一、问题概说
2013年中国(上海)自由贸易实验区以降,自由贸易实验区(以下简称“自贸区”)建设成为中国经济发展的新常态[1]。其中,“深化金融领域开放创新”是自贸区内制度创新的重要内容[2]。尽管各自贸区金融创新承载着不同的功能[3],但就内容而言[4]不外乎是在区内进行金融产品、业务、服务和风险管理等方面的创新,以实现金融市场适度的自由化、多元化与全球化。由于金融市场固有的风险性、投机性和内在的脆弱性,金融创新所追求的自由、秩序、效率价值的实现天然地依赖政府的制度、法律、财政等公共产品供给。而税收乃是公共物品给付的对价,故自贸区金融创新离不开税法的有效规制。

数据部分:

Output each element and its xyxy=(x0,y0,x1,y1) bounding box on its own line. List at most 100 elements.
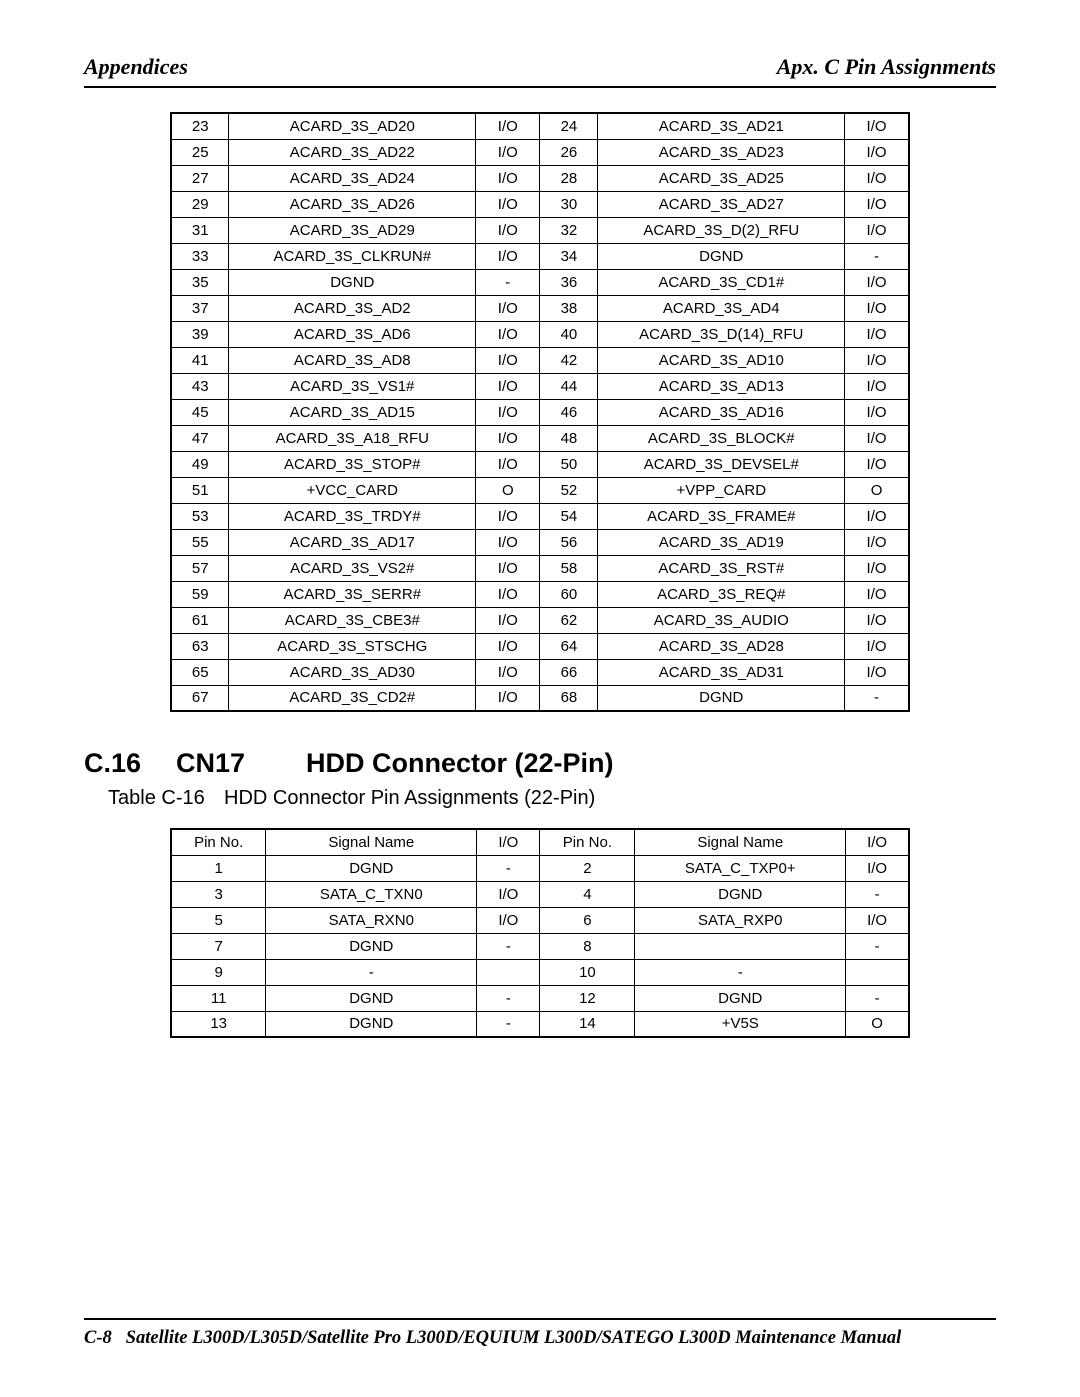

练习说明: 根据提取文本,“深化金融领域开放创新”在自贸区建设中处于什么地位? 完成本练习无需参阅数据。

参考解答: 它是自贸区内制度创新的重要内容。